Data entries -
## start

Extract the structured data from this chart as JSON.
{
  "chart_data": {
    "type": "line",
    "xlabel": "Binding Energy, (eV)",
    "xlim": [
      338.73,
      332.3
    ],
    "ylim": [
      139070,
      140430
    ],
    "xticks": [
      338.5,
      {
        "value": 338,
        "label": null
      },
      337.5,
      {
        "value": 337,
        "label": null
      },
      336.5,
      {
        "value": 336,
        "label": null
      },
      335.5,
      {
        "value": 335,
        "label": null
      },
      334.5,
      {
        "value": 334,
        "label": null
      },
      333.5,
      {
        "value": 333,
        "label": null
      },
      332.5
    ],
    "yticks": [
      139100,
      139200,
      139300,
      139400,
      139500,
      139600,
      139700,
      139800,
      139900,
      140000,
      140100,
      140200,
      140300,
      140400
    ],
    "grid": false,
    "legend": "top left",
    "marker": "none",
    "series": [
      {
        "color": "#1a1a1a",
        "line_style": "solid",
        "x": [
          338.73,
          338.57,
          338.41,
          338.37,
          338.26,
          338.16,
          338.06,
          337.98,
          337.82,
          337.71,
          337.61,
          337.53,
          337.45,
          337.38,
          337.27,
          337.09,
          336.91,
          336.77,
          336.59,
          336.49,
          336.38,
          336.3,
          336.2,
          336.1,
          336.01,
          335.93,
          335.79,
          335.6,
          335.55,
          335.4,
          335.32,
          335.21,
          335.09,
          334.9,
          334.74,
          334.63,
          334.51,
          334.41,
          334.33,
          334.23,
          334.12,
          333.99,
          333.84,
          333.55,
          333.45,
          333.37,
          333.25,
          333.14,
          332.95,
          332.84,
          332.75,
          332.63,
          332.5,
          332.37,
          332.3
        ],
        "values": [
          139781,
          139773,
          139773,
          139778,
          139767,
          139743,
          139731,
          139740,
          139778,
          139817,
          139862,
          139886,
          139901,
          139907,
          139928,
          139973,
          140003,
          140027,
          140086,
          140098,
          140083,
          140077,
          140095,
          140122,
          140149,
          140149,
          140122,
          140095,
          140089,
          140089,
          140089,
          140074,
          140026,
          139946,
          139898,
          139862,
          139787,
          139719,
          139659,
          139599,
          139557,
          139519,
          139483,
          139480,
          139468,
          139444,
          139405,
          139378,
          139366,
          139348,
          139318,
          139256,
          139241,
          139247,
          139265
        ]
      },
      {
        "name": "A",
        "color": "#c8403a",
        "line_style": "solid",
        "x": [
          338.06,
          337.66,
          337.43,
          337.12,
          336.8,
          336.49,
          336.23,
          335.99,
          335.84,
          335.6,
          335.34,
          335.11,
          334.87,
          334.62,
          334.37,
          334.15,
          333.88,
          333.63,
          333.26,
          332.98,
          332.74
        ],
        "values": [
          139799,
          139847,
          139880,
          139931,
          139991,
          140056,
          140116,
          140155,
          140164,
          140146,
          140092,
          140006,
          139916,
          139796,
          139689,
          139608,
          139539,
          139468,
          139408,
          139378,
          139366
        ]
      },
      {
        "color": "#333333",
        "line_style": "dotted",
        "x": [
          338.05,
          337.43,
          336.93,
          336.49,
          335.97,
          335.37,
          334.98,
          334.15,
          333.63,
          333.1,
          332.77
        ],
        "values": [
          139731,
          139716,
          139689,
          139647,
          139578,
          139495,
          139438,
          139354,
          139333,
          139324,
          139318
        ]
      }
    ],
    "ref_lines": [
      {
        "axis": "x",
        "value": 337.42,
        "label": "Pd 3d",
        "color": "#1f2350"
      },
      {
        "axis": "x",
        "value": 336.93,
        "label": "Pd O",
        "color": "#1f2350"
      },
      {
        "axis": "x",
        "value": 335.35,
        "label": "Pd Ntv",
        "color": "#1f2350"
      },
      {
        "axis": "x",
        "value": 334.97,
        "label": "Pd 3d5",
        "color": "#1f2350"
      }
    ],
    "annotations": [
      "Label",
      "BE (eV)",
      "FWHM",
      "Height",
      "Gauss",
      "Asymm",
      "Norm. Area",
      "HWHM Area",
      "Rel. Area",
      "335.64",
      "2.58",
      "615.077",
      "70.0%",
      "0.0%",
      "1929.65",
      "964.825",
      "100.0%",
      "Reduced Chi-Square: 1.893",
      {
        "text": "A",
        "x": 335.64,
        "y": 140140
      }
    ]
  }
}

## end
## start

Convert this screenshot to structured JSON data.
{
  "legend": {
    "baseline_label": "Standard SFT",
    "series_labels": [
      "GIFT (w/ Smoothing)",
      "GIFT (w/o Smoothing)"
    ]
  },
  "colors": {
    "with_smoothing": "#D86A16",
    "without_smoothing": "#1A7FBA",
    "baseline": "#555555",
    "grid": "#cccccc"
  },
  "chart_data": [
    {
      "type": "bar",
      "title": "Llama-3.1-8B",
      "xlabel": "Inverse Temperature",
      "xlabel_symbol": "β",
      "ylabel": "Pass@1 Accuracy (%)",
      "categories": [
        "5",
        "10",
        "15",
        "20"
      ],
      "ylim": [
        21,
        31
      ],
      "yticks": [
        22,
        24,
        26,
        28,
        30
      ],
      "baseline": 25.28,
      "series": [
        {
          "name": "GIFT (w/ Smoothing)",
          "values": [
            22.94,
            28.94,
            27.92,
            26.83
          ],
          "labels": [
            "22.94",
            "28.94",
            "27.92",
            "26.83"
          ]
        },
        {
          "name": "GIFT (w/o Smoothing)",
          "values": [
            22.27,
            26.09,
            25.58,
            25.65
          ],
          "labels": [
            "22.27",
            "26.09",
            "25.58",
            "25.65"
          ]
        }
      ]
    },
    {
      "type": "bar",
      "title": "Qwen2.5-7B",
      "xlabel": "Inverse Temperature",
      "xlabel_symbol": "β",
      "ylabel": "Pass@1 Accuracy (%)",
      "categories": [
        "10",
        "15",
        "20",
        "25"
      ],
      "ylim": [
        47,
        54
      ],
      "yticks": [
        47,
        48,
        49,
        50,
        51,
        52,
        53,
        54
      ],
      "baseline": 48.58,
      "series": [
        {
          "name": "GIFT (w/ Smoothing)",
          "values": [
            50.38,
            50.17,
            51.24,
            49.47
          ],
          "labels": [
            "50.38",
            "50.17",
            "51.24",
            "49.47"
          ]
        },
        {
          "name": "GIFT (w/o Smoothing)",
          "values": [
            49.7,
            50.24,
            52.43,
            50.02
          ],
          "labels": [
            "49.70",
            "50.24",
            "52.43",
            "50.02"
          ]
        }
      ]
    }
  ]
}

## end

Problem statement -
Copy every line from the records above that contains the word "this".

Answer below -
Extract the structured data from this chart as JSON.
Convert this screenshot to structured JSON data.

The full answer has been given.